[Begin Source excerpt]
Austorc de Segret or Austau de Segret (fl. 1270) was an Auvergnat troubadour with only one surviving sirventes, "No sai quim so, tan sui desconoissens".

Written in a rime mimicking that of the Italian troubadour Sordello's "Aitant ses plus viu hom quan viu jauzens", Austorc's sirventes is almost a planh for Louis IX of France, who died in 1270 on the Eighth Crusade. Besides lamenting Louis, the troubadour laments the defeat suffered by the Crusaders against the "Saracens, Turks, and Arabs". He concludes that either God or Satan is misleading Christians: there is no other possible explanation for the power of the Muslims. But among the humans Austorc is nonetheless willing to excoriate for the failed Crusade is Louis's brother Charles of Anjou, the  (head and guide)—in Austorc's words—of the infidels because he convinced Louis to attack Tunis, not the Holy Land, and he immediately negotiated a peace with the Muslims after Louis's death.
[End Source excerpt]
#### [Directives]
1. Using the passage on Austorc de Segret, answer:
(a) How many of Austorc's sirventes survive?
(b) Which Italian troubadour's poem does the rime of Austorc's sirventes mimic?
(c) Which city did Charles of Anjou convince Louis to attack?
2. Repeat the part of the passage on Austorc de Segret that opens with the words containing "Written in a" and closes with "after Louis's death.".
[Begin Data extract]
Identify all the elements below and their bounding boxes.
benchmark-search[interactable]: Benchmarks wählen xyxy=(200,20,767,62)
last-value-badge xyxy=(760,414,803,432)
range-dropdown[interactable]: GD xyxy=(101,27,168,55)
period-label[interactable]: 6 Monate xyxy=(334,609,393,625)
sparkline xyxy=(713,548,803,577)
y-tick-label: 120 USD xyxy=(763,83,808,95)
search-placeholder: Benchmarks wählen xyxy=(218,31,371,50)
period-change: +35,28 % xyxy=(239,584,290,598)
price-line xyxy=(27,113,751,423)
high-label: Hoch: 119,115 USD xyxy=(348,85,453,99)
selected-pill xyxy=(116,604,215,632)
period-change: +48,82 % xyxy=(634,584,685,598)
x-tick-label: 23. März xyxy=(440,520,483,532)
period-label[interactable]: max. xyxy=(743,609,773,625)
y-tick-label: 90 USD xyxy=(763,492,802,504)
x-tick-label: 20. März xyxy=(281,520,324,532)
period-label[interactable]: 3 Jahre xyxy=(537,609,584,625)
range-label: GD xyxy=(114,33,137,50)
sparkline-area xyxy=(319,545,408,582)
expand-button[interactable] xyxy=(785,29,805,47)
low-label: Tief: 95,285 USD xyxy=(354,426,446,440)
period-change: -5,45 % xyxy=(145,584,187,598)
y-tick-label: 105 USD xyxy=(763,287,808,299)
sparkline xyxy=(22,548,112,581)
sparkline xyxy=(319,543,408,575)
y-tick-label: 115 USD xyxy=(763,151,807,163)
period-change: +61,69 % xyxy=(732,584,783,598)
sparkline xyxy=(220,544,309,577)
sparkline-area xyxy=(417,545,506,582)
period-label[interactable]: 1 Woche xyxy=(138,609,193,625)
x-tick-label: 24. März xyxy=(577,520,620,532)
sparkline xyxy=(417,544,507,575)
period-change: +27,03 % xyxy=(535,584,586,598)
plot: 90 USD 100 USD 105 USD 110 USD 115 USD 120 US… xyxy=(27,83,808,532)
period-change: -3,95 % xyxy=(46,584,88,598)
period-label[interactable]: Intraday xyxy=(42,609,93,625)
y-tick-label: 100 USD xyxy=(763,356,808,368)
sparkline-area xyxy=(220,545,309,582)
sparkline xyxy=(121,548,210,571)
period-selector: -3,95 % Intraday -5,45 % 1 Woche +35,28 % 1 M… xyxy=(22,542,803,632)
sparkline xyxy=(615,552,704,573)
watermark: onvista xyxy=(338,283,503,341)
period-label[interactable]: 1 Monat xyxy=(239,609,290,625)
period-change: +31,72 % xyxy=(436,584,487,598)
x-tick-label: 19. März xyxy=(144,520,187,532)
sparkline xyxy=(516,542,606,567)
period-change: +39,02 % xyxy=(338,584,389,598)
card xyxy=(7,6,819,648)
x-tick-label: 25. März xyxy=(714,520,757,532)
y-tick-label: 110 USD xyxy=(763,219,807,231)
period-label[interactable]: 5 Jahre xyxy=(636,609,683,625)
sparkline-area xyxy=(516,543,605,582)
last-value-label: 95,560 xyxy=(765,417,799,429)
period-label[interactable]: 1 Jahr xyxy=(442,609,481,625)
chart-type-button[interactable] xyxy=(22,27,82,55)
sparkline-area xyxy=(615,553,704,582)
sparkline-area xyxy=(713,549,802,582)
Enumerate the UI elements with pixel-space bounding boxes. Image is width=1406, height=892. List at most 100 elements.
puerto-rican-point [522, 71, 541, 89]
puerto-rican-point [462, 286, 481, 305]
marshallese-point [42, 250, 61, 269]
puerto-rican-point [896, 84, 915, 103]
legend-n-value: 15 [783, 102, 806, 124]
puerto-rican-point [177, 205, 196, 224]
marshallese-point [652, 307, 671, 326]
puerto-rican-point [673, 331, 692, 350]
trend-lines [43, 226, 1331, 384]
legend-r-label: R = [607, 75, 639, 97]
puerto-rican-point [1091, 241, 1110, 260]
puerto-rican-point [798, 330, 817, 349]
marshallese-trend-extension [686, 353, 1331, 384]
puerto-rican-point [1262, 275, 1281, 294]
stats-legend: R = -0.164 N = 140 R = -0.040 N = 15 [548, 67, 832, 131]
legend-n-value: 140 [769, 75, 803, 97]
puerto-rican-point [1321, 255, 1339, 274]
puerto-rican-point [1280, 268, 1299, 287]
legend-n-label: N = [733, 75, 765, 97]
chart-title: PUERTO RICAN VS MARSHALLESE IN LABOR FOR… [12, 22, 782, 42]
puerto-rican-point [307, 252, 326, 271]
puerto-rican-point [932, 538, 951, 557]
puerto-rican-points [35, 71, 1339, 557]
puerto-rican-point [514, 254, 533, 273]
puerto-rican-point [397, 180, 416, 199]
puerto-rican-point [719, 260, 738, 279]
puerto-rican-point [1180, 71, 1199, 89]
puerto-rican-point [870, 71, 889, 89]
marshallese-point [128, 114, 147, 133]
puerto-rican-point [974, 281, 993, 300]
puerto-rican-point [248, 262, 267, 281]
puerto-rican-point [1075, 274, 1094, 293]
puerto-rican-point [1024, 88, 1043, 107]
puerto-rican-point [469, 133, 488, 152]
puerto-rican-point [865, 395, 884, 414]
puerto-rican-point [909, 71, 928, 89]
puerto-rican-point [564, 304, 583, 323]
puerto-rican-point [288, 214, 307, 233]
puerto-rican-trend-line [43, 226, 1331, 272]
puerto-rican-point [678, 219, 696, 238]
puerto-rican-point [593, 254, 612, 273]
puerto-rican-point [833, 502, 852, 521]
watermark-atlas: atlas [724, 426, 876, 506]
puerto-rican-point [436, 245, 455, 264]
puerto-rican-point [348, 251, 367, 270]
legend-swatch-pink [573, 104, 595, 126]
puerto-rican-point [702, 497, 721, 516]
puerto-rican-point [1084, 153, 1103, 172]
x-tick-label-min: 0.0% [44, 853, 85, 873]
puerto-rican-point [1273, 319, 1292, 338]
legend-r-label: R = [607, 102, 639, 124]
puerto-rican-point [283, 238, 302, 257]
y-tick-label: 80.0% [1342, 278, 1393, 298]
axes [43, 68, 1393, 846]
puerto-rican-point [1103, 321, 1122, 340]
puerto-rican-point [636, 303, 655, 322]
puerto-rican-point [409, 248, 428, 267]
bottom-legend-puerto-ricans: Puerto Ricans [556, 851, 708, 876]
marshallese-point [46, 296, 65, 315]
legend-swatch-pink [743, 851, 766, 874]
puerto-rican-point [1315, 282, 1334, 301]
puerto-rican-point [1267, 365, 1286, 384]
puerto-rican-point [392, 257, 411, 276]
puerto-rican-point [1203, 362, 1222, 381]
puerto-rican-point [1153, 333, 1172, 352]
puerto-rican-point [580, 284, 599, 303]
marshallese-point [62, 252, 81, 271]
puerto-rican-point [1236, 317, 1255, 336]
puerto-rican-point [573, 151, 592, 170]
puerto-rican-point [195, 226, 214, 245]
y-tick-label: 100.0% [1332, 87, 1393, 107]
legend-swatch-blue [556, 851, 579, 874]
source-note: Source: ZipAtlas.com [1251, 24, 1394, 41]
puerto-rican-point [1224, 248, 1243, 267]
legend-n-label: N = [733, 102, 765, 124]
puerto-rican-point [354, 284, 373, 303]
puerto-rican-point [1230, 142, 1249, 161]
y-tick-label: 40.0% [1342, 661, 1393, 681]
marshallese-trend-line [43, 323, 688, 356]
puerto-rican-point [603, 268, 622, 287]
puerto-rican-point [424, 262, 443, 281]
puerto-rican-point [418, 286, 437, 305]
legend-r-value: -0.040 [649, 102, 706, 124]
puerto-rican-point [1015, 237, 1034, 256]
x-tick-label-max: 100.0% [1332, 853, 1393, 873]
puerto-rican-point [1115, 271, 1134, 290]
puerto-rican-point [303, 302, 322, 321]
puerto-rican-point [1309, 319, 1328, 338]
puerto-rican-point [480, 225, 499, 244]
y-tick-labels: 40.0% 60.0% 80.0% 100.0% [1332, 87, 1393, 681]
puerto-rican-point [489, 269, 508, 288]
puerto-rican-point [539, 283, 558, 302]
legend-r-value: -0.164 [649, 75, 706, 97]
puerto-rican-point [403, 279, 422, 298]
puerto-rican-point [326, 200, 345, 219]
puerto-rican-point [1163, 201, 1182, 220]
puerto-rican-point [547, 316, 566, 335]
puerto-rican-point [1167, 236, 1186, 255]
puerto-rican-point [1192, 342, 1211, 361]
[End Data extract]
#### [Completed exercise]
1.
(a) Only one.
(b) Sordello's.
(c) Tunis.

2.
Written in a rime mimicking that of the Italian troubadour Sordello's "Aitant ses plus viu hom quan viu jauzens", Austorc's sirventes is almost a planh for Louis IX of France, who died in 1270 on the Eighth Crusade. Besides lamenting Louis, the troubadour laments the defeat suffered by the Crusaders against the "Saracens, Turks, and Arabs". He concludes that either God or Satan is misleading Christians: there is no other possible explanation for the power of the Muslims. But among the humans Austorc is nonetheless willing to excoriate for the failed Crusade is Louis's brother Charles of Anjou, the  (head and guide)—in Austorc's words—of the infidels because he convinced Louis to attack Tunis, not the Holy Land, and he immediately negotiated a peace with the Muslims after Louis's death.